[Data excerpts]
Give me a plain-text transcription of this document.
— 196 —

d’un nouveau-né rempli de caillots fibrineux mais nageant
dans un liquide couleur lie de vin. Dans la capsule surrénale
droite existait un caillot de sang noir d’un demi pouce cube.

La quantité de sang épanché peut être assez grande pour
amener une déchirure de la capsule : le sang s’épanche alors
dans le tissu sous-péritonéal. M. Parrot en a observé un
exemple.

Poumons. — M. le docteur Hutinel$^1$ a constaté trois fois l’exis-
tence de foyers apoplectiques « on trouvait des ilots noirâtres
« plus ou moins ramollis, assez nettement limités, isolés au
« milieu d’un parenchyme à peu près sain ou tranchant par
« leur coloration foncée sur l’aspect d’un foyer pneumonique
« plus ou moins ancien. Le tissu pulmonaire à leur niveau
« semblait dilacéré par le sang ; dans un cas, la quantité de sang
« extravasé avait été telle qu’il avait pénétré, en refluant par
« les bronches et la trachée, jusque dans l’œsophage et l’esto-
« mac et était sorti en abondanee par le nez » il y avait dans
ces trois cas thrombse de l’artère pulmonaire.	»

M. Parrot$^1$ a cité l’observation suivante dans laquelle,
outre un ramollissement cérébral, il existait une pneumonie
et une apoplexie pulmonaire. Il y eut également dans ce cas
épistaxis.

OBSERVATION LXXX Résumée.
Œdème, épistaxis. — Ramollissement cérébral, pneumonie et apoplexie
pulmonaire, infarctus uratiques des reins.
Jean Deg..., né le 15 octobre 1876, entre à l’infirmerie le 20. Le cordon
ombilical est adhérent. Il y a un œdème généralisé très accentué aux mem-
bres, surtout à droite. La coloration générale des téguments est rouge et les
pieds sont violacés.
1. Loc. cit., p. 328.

Stated exercise:
Restate the whole listing exactly, leaving out nothing.

Result for this exercise:
Give me a plain-text transcription of this document.
— 196 —

d’un nouveau-né rempli de caillots fibrineux mais nageant
dans un liquide couleur lie de vin. Dans la capsule surrénale
droite existait un caillot de sang noir d’un demi pouce cube.

La quantité de sang épanché peut être assez grande pour
amener une déchirure de la capsule : le sang s’épanche alors
dans le tissu sous-péritonéal. M. Parrot en a observé un
exemple.

Poumons. — M. le docteur Hutinel$^1$ a constaté trois fois l’exis-
tence de foyers apoplectiques « on trouvait des ilots noirâtres
« plus ou moins ramollis, assez nettement limités, isolés au
« milieu d’un parenchyme à peu près sain ou tranchant par
« leur coloration foncée sur l’aspect d’un foyer pneumonique
« plus ou moins ancien. Le tissu pulmonaire à leur niveau
« semblait dilacéré par le sang ; dans un cas, la quantité de sang
« extravasé avait été telle qu’il avait pénétré, en refluant par
« les bronches et la trachée, jusque dans l’œsophage et l’esto-
« mac et était sorti en abondanee par le nez » il y avait dans
ces trois cas thrombse de l’artère pulmonaire.	»

M. Parrot$^1$ a cité l’observation suivante dans laquelle,
outre un ramollissement cérébral, il existait une pneumonie
et une apoplexie pulmonaire. Il y eut également dans ce cas
épistaxis.

OBSERVATION LXXX Résumée.
Œdème, épistaxis. — Ramollissement cérébral, pneumonie et apoplexie
pulmonaire, infarctus uratiques des reins.
Jean Deg..., né le 15 octobre 1876, entre à l’infirmerie le 20. Le cordon
ombilical est adhérent. Il y a un œdème généralisé très accentué aux mem-
bres, surtout à droite. La coloration générale des téguments est rouge et les
pieds sont violacés.
1. Loc. cit., p. 328.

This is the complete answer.